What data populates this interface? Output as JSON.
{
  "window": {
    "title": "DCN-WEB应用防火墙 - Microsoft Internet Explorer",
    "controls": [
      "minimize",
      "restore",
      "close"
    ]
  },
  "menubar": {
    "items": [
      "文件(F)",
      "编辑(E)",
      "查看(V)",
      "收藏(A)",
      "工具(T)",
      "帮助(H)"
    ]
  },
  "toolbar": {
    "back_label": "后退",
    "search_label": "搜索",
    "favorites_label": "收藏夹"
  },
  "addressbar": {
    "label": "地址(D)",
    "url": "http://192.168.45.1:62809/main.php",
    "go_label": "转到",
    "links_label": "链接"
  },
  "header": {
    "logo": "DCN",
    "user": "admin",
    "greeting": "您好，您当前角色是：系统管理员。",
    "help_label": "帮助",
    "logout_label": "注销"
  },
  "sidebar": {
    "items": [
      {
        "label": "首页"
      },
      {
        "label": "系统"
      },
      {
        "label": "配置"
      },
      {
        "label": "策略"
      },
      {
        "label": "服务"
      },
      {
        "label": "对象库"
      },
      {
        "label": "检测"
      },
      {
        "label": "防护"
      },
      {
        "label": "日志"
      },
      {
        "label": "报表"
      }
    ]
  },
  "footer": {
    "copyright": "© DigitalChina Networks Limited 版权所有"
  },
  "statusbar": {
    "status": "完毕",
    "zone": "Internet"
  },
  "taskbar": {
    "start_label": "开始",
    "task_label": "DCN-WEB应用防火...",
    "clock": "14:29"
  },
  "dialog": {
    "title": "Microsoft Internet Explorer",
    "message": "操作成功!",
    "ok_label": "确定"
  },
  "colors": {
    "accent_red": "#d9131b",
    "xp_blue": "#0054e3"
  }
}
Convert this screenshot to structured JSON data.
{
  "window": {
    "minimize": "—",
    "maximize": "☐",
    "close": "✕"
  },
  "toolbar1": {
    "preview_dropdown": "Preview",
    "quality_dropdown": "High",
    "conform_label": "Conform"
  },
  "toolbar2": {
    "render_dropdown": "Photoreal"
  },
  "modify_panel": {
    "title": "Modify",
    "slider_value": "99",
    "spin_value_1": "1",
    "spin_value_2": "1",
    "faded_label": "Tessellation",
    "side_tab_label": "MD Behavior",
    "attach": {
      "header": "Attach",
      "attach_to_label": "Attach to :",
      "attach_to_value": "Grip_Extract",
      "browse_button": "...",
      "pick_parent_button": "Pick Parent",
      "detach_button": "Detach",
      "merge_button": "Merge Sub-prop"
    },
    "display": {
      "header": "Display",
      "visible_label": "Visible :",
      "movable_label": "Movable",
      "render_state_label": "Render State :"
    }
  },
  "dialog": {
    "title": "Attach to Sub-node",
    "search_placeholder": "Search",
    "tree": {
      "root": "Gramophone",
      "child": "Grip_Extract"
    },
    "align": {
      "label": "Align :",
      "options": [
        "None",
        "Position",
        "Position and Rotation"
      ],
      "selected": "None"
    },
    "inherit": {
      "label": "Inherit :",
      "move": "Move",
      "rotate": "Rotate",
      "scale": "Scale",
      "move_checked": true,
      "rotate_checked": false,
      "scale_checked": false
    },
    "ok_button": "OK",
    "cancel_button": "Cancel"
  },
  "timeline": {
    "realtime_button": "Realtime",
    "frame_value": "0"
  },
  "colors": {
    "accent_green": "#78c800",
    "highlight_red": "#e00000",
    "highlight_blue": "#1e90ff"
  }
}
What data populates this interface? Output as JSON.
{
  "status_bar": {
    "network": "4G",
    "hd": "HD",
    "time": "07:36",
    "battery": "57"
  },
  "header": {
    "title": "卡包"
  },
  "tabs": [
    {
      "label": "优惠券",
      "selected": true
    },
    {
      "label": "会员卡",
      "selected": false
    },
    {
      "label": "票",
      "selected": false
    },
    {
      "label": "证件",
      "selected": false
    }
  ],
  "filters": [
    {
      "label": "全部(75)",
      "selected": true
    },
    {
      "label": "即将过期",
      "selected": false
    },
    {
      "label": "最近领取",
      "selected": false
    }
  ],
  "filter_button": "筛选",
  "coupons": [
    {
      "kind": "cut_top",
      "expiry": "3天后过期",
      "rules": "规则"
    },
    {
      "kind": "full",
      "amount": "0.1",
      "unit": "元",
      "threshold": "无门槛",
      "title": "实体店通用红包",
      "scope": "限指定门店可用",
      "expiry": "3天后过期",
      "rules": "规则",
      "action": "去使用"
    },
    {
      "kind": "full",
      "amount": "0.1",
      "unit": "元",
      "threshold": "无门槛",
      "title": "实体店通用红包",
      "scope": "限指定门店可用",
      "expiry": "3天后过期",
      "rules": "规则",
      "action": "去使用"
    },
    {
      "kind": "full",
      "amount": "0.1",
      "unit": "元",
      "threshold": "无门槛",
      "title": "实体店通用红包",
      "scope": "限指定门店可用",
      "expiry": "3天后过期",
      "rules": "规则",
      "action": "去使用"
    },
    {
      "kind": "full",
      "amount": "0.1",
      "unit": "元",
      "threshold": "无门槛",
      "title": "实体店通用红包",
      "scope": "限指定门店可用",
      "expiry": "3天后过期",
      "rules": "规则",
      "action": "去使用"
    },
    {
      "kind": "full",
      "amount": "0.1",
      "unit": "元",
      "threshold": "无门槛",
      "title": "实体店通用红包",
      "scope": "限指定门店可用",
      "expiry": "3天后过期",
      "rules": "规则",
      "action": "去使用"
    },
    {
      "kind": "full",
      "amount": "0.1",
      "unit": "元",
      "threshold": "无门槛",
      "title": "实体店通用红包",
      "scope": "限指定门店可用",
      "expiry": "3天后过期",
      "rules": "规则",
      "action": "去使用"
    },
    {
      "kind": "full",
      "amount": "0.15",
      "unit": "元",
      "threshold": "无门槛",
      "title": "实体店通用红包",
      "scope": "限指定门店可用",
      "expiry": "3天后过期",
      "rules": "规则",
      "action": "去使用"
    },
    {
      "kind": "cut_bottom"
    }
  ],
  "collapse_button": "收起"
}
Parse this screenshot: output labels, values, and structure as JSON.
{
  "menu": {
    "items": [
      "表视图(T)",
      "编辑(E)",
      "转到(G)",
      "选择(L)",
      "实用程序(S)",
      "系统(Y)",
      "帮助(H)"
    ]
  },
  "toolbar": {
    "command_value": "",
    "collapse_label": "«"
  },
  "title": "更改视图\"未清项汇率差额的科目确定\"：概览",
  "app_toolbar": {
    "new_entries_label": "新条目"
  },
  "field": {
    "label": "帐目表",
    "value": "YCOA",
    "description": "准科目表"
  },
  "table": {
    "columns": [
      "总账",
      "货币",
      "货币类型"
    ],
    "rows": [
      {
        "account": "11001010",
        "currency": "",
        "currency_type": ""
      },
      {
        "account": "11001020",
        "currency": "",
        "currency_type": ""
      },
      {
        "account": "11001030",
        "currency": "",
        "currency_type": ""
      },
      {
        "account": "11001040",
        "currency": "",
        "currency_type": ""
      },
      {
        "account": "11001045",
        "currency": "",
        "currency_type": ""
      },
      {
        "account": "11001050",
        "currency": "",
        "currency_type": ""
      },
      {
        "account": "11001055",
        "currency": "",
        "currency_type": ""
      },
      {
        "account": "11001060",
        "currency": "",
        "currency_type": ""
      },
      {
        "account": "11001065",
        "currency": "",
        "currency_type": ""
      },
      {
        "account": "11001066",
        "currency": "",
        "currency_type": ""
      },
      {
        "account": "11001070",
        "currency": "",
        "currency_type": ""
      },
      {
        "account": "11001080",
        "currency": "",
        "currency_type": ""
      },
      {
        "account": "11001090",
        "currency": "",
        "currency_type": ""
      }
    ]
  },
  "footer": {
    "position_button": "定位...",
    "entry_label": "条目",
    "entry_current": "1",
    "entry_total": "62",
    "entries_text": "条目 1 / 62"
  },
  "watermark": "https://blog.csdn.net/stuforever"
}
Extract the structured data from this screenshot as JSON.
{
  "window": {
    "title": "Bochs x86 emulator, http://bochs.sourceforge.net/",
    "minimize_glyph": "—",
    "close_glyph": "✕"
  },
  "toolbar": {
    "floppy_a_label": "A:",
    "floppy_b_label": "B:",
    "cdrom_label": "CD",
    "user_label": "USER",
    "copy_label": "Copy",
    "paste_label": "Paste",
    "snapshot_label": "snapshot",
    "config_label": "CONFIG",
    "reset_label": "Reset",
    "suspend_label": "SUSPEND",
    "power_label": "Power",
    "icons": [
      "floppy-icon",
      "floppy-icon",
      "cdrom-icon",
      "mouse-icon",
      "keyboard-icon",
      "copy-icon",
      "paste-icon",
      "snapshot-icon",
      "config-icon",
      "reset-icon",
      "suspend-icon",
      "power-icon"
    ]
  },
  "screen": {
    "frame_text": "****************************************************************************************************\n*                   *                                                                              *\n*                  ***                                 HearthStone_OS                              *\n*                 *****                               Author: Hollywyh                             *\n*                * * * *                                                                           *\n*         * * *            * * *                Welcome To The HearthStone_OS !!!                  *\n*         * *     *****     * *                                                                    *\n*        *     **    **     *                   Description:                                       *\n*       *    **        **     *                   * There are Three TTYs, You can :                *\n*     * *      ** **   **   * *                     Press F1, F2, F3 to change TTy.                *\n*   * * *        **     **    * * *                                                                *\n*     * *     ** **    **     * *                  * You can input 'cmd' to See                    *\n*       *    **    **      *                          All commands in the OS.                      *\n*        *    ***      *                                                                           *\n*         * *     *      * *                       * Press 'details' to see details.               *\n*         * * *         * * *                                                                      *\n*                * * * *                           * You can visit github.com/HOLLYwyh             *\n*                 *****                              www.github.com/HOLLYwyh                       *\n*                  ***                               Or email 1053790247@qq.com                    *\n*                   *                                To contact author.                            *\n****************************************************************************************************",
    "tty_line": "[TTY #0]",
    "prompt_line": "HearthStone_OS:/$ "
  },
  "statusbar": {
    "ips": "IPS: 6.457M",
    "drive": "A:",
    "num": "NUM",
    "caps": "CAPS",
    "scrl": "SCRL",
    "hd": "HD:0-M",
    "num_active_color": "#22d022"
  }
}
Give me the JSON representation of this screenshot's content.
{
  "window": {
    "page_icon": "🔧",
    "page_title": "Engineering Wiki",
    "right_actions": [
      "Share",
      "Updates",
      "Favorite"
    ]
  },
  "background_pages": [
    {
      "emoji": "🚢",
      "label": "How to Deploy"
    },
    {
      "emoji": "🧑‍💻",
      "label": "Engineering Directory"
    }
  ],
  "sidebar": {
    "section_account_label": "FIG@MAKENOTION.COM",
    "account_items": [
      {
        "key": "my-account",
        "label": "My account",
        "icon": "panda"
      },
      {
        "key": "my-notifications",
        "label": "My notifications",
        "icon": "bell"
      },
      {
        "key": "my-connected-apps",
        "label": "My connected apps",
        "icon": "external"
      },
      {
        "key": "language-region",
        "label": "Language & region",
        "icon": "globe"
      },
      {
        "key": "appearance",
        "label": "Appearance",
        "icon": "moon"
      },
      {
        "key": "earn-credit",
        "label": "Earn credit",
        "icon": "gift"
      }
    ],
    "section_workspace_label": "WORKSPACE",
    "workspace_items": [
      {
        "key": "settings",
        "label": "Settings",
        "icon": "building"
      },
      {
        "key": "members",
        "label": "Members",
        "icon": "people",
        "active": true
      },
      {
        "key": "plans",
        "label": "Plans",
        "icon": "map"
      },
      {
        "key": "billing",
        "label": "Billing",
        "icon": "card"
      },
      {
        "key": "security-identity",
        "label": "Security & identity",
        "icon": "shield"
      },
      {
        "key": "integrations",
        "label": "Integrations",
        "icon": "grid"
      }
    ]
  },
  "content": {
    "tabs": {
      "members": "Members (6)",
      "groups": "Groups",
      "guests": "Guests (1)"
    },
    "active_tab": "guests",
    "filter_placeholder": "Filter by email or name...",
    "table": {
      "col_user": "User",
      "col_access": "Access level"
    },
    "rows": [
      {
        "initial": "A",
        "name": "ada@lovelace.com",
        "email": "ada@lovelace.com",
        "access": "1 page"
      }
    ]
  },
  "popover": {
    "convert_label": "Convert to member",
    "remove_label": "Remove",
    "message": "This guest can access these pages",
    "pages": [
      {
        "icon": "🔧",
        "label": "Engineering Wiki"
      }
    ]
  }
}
+ + + + + + +
Go through the listing above and pull out each line containing the word "Internet".

* [COMPLETE OUTPUT]:
    "title": "DCN-WEB应用防火墙 - Microsoft Internet Explorer",
    "zone": "Internet"
    "title": "Microsoft Internet Explorer",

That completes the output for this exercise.